EXERCISE BRIEF: Your task is to give the number of lines in the listing that include "title", and nothing else.

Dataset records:
============
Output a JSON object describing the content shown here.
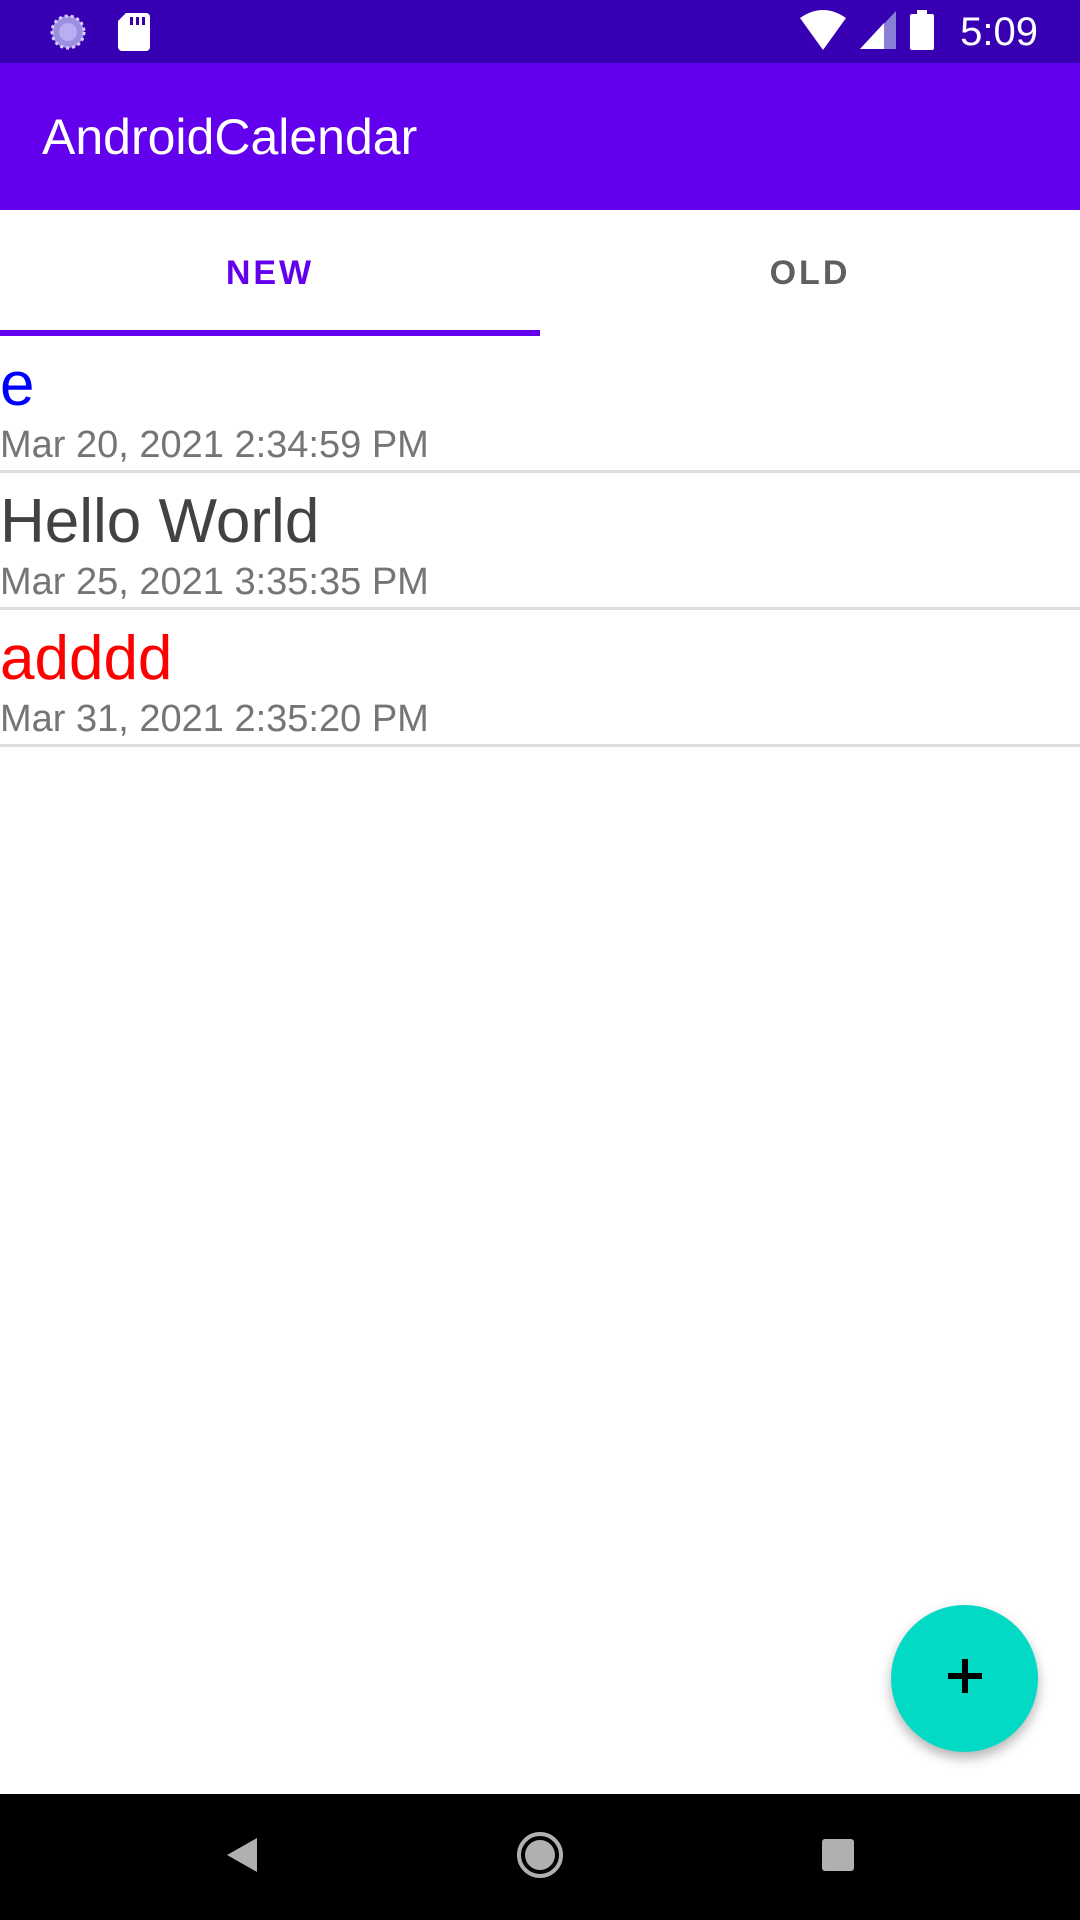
{
  "status_bar": {
    "time": "5:09",
    "icons": [
      "loading-icon",
      "sd-card-icon",
      "wifi-icon",
      "signal-icon",
      "battery-icon"
    ]
  },
  "app_bar": {
    "title": "AndroidCalendar"
  },
  "tabs": [
    {
      "label": "NEW",
      "selected": true
    },
    {
      "label": "OLD",
      "selected": false
    }
  ],
  "events": [
    {
      "title": "e",
      "date": "Mar 20, 2021 2:34:59 PM",
      "color": "#0000ff"
    },
    {
      "title": "Hello World",
      "date": "Mar 25, 2021 3:35:35 PM",
      "color": "#424242"
    },
    {
      "title": "adddd",
      "date": "Mar 31, 2021 2:35:20 PM",
      "color": "#ff0000"
    }
  ],
  "fab": {
    "icon": "plus-icon",
    "color": "#03dac5"
  },
  "nav_bar": {
    "icons": [
      "back-icon",
      "home-icon",
      "recents-icon"
    ]
  },
  "colors": {
    "primary": "#6200ee",
    "primary_dark": "#3700b3",
    "accent": "#03dac5"
  }
}
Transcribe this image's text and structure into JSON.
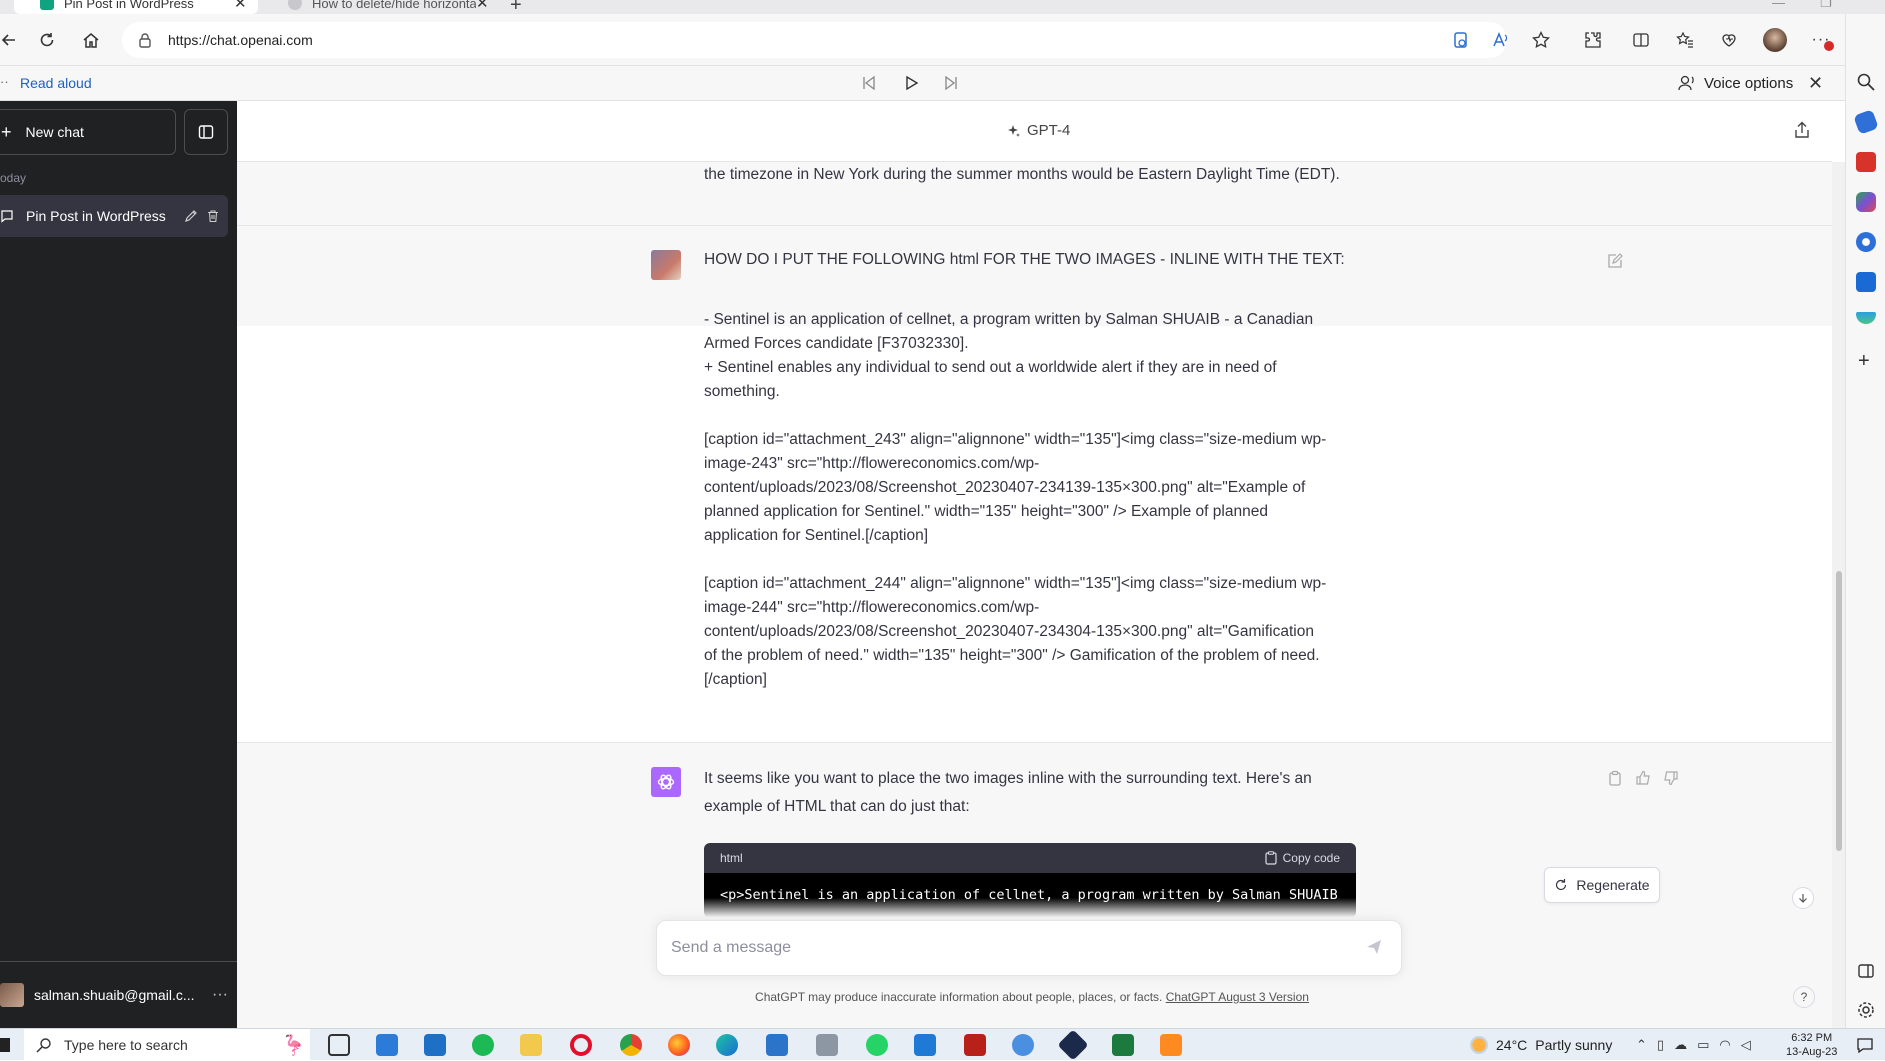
============
FINAL RESULT: 4